Stored entries

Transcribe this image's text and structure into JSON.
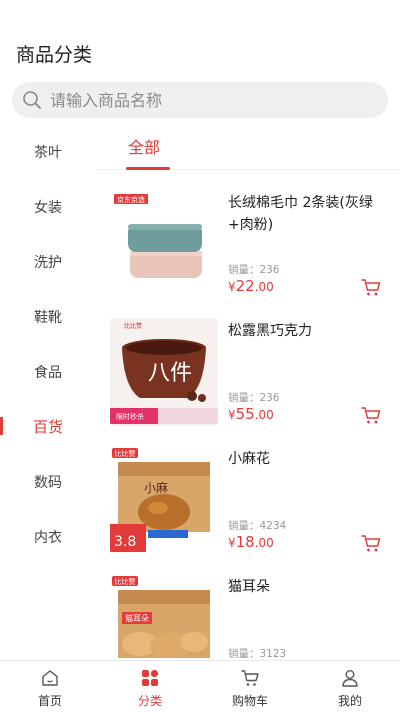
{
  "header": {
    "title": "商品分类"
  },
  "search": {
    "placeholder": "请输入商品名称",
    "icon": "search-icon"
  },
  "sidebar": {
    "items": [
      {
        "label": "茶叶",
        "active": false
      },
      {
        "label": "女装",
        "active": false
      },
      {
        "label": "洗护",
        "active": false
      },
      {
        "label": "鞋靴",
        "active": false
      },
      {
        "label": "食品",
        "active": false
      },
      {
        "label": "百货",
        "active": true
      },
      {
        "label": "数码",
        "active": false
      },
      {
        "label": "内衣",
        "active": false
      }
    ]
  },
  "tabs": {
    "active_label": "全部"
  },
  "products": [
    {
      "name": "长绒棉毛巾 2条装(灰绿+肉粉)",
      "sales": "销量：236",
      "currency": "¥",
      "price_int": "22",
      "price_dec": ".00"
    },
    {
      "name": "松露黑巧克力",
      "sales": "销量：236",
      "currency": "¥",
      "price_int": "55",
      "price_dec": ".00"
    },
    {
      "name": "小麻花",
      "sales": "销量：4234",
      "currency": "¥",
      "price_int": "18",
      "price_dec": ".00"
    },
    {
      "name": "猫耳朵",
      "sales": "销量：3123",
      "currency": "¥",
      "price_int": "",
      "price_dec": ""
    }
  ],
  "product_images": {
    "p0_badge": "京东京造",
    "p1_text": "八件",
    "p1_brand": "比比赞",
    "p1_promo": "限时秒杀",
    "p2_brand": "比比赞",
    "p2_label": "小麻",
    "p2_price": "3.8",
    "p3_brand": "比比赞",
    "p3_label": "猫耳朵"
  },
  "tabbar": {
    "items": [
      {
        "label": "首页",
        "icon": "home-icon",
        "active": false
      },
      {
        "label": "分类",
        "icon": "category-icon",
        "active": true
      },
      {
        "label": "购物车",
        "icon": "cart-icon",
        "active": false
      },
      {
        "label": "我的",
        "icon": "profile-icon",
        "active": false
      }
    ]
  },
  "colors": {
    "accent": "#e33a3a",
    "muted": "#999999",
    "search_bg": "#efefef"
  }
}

--

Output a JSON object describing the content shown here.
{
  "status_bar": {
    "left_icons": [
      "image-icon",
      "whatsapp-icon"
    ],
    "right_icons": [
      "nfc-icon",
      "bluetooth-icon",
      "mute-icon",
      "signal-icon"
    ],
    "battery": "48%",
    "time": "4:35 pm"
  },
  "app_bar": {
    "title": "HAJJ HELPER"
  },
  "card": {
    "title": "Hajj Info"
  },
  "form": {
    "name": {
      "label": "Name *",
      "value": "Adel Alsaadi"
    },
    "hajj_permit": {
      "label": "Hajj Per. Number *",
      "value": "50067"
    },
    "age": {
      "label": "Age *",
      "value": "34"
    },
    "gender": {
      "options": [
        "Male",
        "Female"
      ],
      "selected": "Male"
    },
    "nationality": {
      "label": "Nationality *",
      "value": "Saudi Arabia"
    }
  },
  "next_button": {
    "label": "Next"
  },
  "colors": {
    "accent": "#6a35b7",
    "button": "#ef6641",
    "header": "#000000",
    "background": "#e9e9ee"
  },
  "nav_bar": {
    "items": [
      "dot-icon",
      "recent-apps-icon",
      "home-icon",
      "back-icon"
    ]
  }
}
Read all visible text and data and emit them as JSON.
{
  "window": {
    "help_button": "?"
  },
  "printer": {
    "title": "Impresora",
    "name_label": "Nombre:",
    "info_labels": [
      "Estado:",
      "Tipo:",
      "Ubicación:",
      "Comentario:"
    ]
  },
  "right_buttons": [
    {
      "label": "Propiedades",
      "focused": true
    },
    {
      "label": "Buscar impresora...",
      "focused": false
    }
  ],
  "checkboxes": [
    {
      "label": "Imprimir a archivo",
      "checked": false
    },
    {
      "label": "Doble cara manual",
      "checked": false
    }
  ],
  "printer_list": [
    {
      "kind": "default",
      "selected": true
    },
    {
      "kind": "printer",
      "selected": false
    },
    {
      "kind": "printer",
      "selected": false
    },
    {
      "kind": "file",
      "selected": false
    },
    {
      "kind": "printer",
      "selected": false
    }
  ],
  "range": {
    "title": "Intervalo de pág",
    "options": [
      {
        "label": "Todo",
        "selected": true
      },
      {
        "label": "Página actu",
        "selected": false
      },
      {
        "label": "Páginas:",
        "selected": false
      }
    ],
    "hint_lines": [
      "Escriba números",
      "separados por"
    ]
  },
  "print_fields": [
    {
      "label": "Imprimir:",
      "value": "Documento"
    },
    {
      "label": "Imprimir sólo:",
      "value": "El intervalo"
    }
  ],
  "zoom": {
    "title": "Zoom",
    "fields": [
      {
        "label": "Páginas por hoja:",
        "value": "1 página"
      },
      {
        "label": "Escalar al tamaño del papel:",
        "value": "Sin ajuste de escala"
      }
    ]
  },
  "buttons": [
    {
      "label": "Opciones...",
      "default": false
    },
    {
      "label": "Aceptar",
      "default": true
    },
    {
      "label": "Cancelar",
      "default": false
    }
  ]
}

_EXERCISE GOAL_
Copy every line of the data that holds the string "JSON".

_EXERCISE RESULT_
Transcribe this image's text and structure into JSON.
Output a JSON object describing the content shown here.
Read all visible text and data and emit them as JSON.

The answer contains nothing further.